§ **Written problem**: Reproduce the records. Keep every word exact and include no images.

Stored data:
================

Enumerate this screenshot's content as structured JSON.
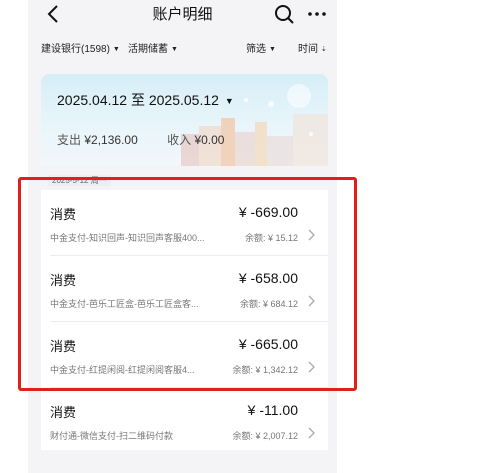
{
  "header": {
    "title": "账户明细"
  },
  "filters": {
    "account": "建设银行(1598)",
    "deposit_type": "活期储蓄",
    "filter_label": "筛选",
    "sort_label": "时间"
  },
  "summary": {
    "date_range": "2025.04.12 至 2025.05.12",
    "expense_label": "支出",
    "expense_value": "¥2,136.00",
    "income_label": "收入",
    "income_value": "¥0.00"
  },
  "list": {
    "date_tag": "2025-5-12 周一",
    "transactions": [
      {
        "type": "消费",
        "amount": "¥ -669.00",
        "description": "中金支付-知识回声-知识回声客服400...",
        "balance": "余额: ¥ 15.12"
      },
      {
        "type": "消费",
        "amount": "¥ -658.00",
        "description": "中金支付-芭乐工匠盒-芭乐工匠盒客...",
        "balance": "余额: ¥ 684.12"
      },
      {
        "type": "消费",
        "amount": "¥ -665.00",
        "description": "中金支付-红提闲阅-红提闲阅客服4...",
        "balance": "余额: ¥ 1,342.12"
      },
      {
        "type": "消费",
        "amount": "¥ -11.00",
        "description": "财付通-微信支付-扫二维码付款",
        "balance": "余额: ¥ 2,007.12"
      }
    ]
  },
  "colors": {
    "highlight": "#e0201b",
    "background": "#f4f4f6"
  }
}
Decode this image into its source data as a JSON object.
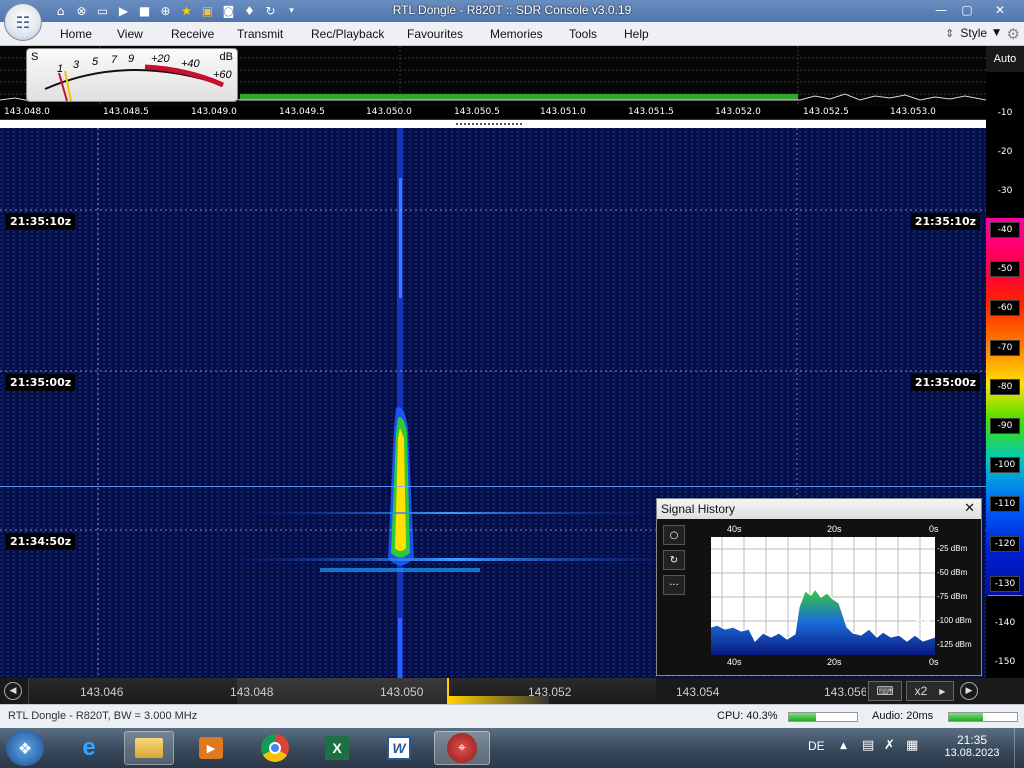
{
  "window": {
    "title": "RTL Dongle - R820T :: SDR Console v3.0.19",
    "minimize": "—",
    "maximize": "▢",
    "close": "✕"
  },
  "menu": [
    "Home",
    "View",
    "Receive",
    "Transmit",
    "Rec/Playback",
    "Favourites",
    "Memories",
    "Tools",
    "Help"
  ],
  "style_label": "Style",
  "smeter": {
    "s_label": "S",
    "db_label": "dB",
    "scale": [
      "1",
      "3",
      "5",
      "7",
      "9",
      "+20",
      "+40",
      "+60"
    ]
  },
  "freq_scale": [
    "143.048.0",
    "143.048.5",
    "143.049.0",
    "143.049.5",
    "143.050.0",
    "143.050.5",
    "143.051.0",
    "143.051.5",
    "143.052.0",
    "143.052.5",
    "143.053.0"
  ],
  "db_scale": {
    "auto": "Auto",
    "labels": [
      "-10",
      "-20",
      "-30",
      "-40",
      "-50",
      "-60",
      "-70",
      "-80",
      "-90",
      "-100",
      "-110",
      "-120",
      "-130",
      "-140",
      "-150"
    ]
  },
  "waterfall_times": [
    "21:35:10z",
    "21:35:00z",
    "21:34:50z"
  ],
  "tuner": {
    "freqs": [
      "143.046",
      "143.048",
      "143.050",
      "143.052",
      "143.054",
      "143.056"
    ],
    "zoom": "x2"
  },
  "signal_history": {
    "title": "Signal History",
    "x_labels": [
      "40s",
      "20s",
      "0s"
    ],
    "y_labels": [
      "-25 dBm",
      "-50 dBm",
      "-75 dBm",
      "-100 dBm",
      "-125 dBm"
    ],
    "s_reading": "S2",
    "buttons": [
      "○",
      "↻",
      "···"
    ]
  },
  "status": {
    "device": "RTL Dongle - R820T, BW = 3.000 MHz",
    "cpu": "CPU: 40.3%",
    "cpu_level": 0.403,
    "audio": "Audio: 20ms",
    "audio_level": 0.5
  },
  "taskbar": {
    "lang": "DE",
    "time": "21:35",
    "date": "13.08.2023"
  },
  "colors": {
    "waterfall_bg": "#050a35",
    "signal_core": "#ffe000",
    "spectrum_green": "#2ea82e",
    "title_blue": "#5b82b8"
  }
}
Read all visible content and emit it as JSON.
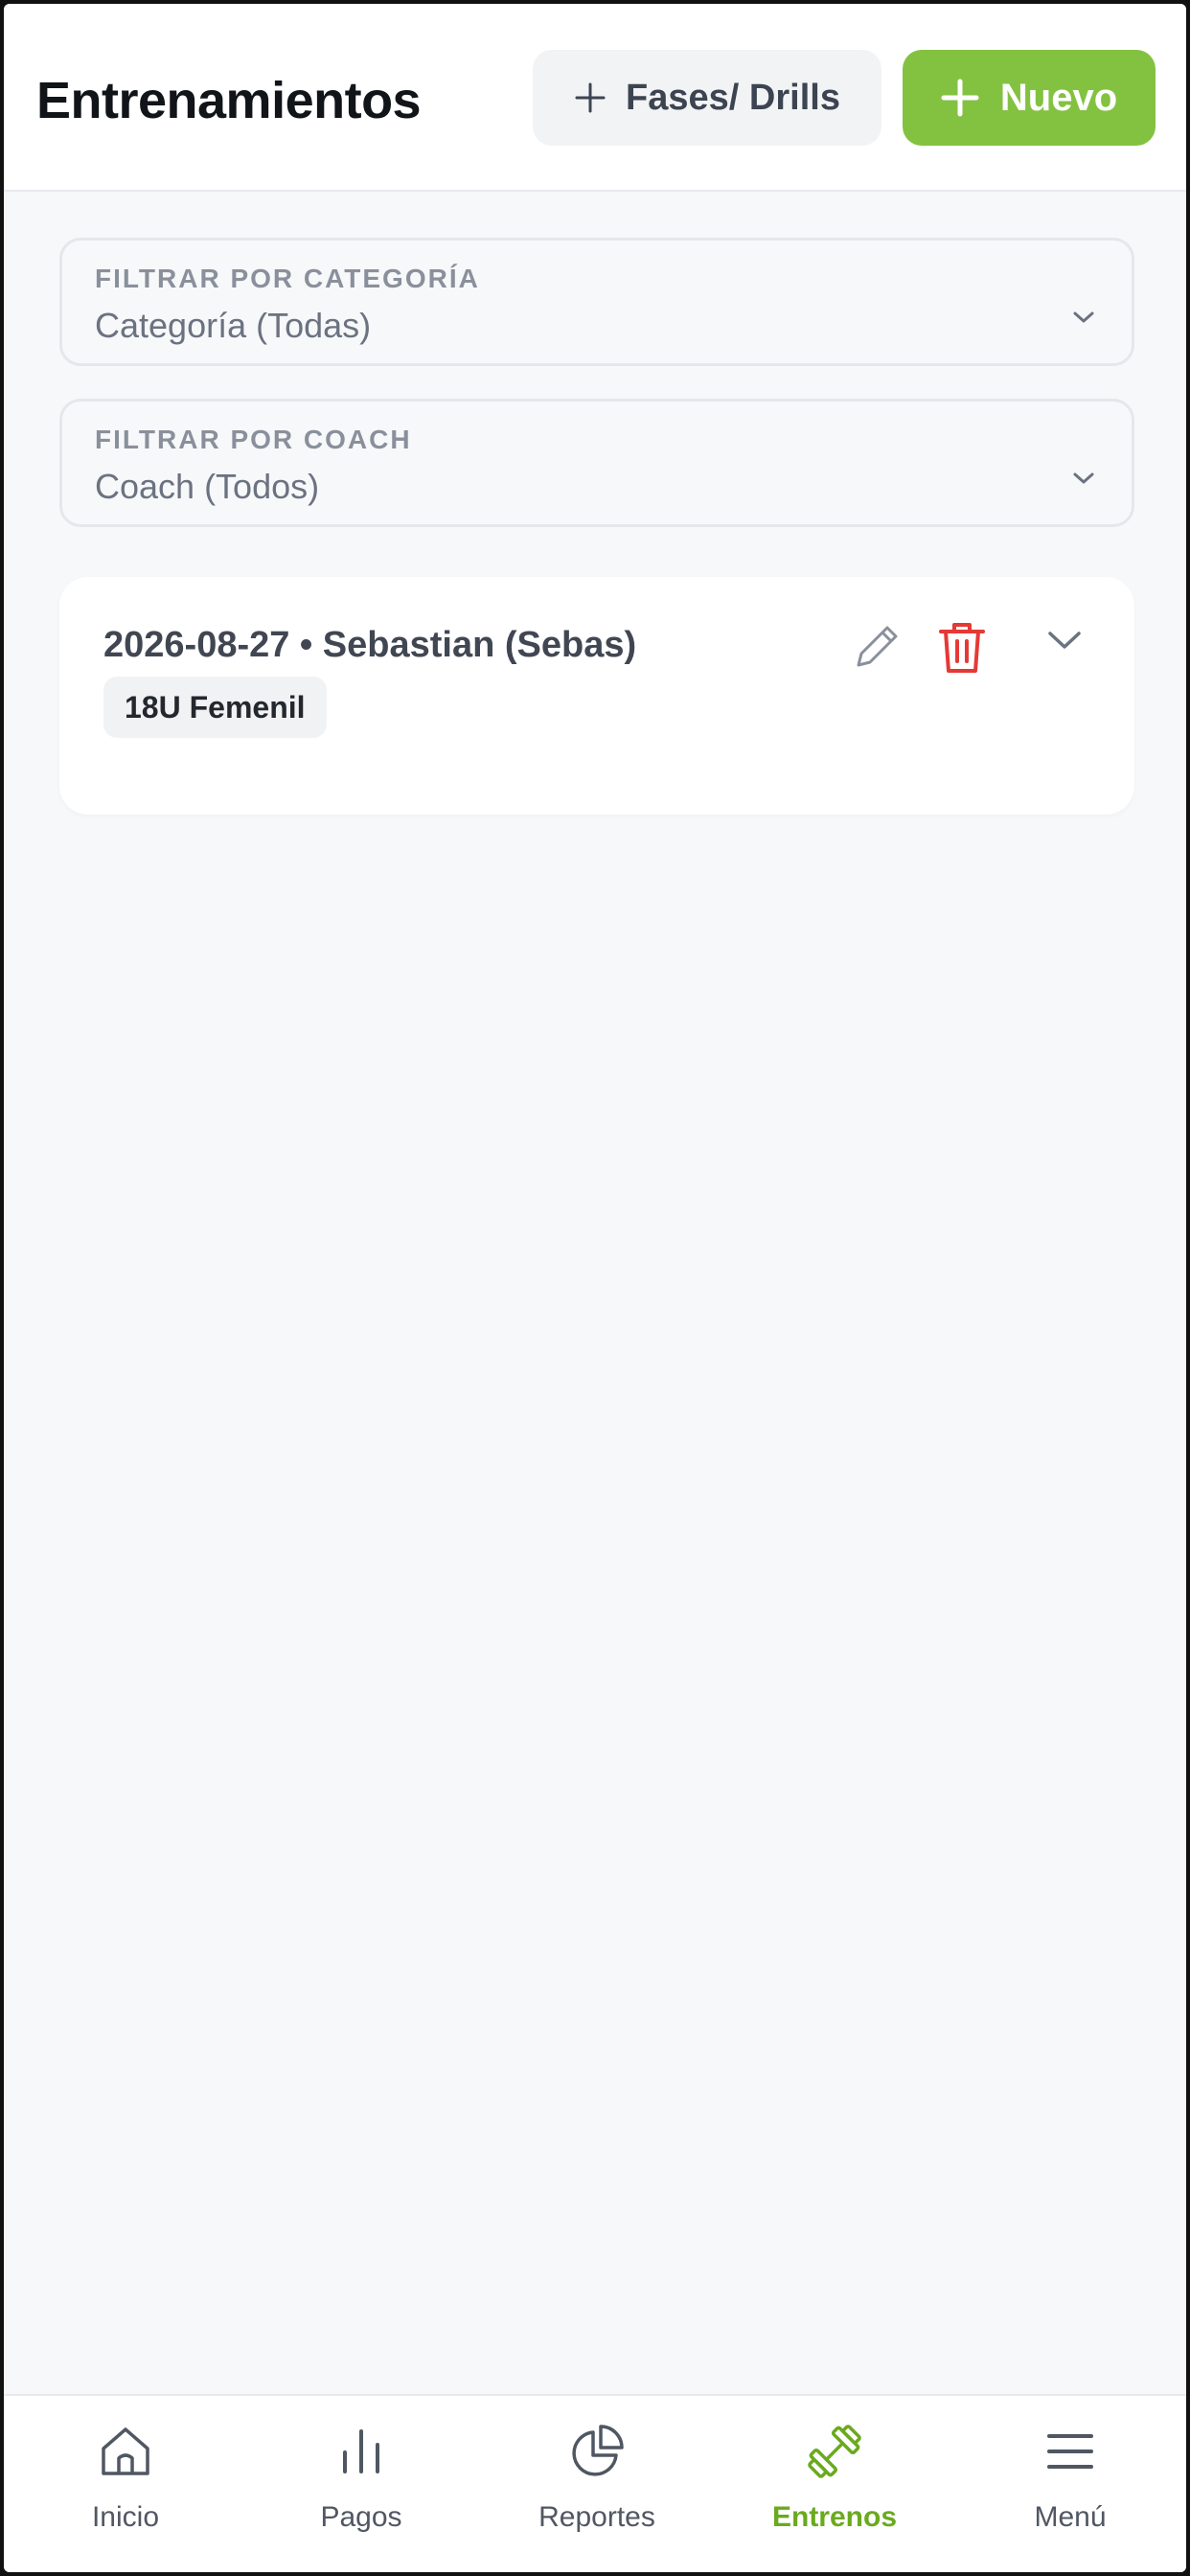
{
  "header": {
    "title": "Entrenamientos",
    "phases_button_label": "Fases/ Drills",
    "new_button_label": "Nuevo"
  },
  "filters": {
    "category": {
      "label": "FILTRAR POR CATEGORÍA",
      "value": "Categoría (Todas)"
    },
    "coach": {
      "label": "FILTRAR POR COACH",
      "value": "Coach (Todos)"
    }
  },
  "trainings": [
    {
      "title": "2026-08-27 • Sebastian (Sebas)",
      "category_tag": "18U Femenil"
    }
  ],
  "bottom_nav": {
    "items": [
      {
        "label": "Inicio",
        "icon": "home-icon",
        "active": false
      },
      {
        "label": "Pagos",
        "icon": "bar-chart-icon",
        "active": false
      },
      {
        "label": "Reportes",
        "icon": "pie-chart-icon",
        "active": false
      },
      {
        "label": "Entrenos",
        "icon": "dumbbell-icon",
        "active": true
      },
      {
        "label": "Menú",
        "icon": "menu-icon",
        "active": false
      }
    ]
  },
  "colors": {
    "accent": "#83c241",
    "active_nav": "#6aaa1e",
    "delete": "#e53935",
    "background": "#f7f8fa"
  }
}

================

§ **Completed exercise**:
Enumerate this screenshot's content as structured JSON.
{
  "header": {
    "title": "账户明细"
  },
  "filters": {
    "account": "建设银行(1598)",
    "deposit_type": "活期储蓄",
    "filter_label": "筛选",
    "sort_label": "时间"
  },
  "summary": {
    "date_range": "2025.04.12 至 2025.05.12",
    "expense_label": "支出",
    "expense_value": "¥2,136.00",
    "income_label": "收入",
    "income_value": "¥0.00"
  },
  "list": {
    "date_tag": "2025-5-12 周一",
    "transactions": [
      {
        "type": "消费",
        "amount": "¥ -669.00",
        "description": "中金支付-知识回声-知识回声客服400...",
        "balance": "余额: ¥ 15.12"
      },
      {
        "type": "消费",
        "amount": "¥ -658.00",
        "description": "中金支付-芭乐工匠盒-芭乐工匠盒客...",
        "balance": "余额: ¥ 684.12"
      },
      {
        "type": "消费",
        "amount": "¥ -665.00",
        "description": "中金支付-红提闲阅-红提闲阅客服4...",
        "balance": "余额: ¥ 1,342.12"
      },
      {
        "type": "消费",
        "amount": "¥ -11.00",
        "description": "财付通-微信支付-扫二维码付款",
        "balance": "余额: ¥ 2,007.12"
      }
    ]
  },
  "colors": {
    "highlight": "#e0201b",
    "background": "#f4f4f6"
  }
}
Decode this image into its source data as a JSON object.
{
  "window": {
    "title": "RTL Dongle - R820T :: SDR Console v3.0.19",
    "minimize": "—",
    "maximize": "▢",
    "close": "✕"
  },
  "menu": [
    "Home",
    "View",
    "Receive",
    "Transmit",
    "Rec/Playback",
    "Favourites",
    "Memories",
    "Tools",
    "Help"
  ],
  "style_label": "Style",
  "smeter": {
    "s_label": "S",
    "db_label": "dB",
    "scale": [
      "1",
      "3",
      "5",
      "7",
      "9",
      "+20",
      "+40",
      "+60"
    ]
  },
  "freq_scale": [
    "143.048.0",
    "143.048.5",
    "143.049.0",
    "143.049.5",
    "143.050.0",
    "143.050.5",
    "143.051.0",
    "143.051.5",
    "143.052.0",
    "143.052.5",
    "143.053.0"
  ],
  "db_scale": {
    "auto": "Auto",
    "labels": [
      "-10",
      "-20",
      "-30",
      "-40",
      "-50",
      "-60",
      "-70",
      "-80",
      "-90",
      "-100",
      "-110",
      "-120",
      "-130",
      "-140",
      "-150"
    ]
  },
  "waterfall_times": [
    "21:35:10z",
    "21:35:00z",
    "21:34:50z"
  ],
  "tuner": {
    "freqs": [
      "143.046",
      "143.048",
      "143.050",
      "143.052",
      "143.054",
      "143.056"
    ],
    "zoom": "x2"
  },
  "signal_history": {
    "title": "Signal History",
    "x_labels": [
      "40s",
      "20s",
      "0s"
    ],
    "y_labels": [
      "-25 dBm",
      "-50 dBm",
      "-75 dBm",
      "-100 dBm",
      "-125 dBm"
    ],
    "s_reading": "S2",
    "buttons": [
      "○",
      "↻",
      "···"
    ]
  },
  "status": {
    "device": "RTL Dongle - R820T, BW = 3.000 MHz",
    "cpu": "CPU: 40.3%",
    "cpu_level": 0.403,
    "audio": "Audio: 20ms",
    "audio_level": 0.5
  },
  "taskbar": {
    "lang": "DE",
    "time": "21:35",
    "date": "13.08.2023"
  },
  "colors": {
    "waterfall_bg": "#050a35",
    "signal_core": "#ffe000",
    "spectrum_green": "#2ea82e",
    "title_blue": "#5b82b8"
  }
}
Read all visible content and emit it as JSON.
{
  "header": {
    "title": "Entrenamientos",
    "phases_button_label": "Fases/ Drills",
    "new_button_label": "Nuevo"
  },
  "filters": {
    "category": {
      "label": "FILTRAR POR CATEGORÍA",
      "value": "Categoría (Todas)"
    },
    "coach": {
      "label": "FILTRAR POR COACH",
      "value": "Coach (Todos)"
    }
  },
  "trainings": [
    {
      "title": "2026-08-27 • Sebastian (Sebas)",
      "category_tag": "18U Femenil"
    }
  ],
  "bottom_nav": {
    "items": [
      {
        "label": "Inicio",
        "icon": "home-icon",
        "active": false
      },
      {
        "label": "Pagos",
        "icon": "bar-chart-icon",
        "active": false
      },
      {
        "label": "Reportes",
        "icon": "pie-chart-icon",
        "active": false
      },
      {
        "label": "Entrenos",
        "icon": "dumbbell-icon",
        "active": true
      },
      {
        "label": "Menú",
        "icon": "menu-icon",
        "active": false
      }
    ]
  },
  "colors": {
    "accent": "#83c241",
    "active_nav": "#6aaa1e",
    "delete": "#e53935",
    "background": "#f7f8fa"
  }
}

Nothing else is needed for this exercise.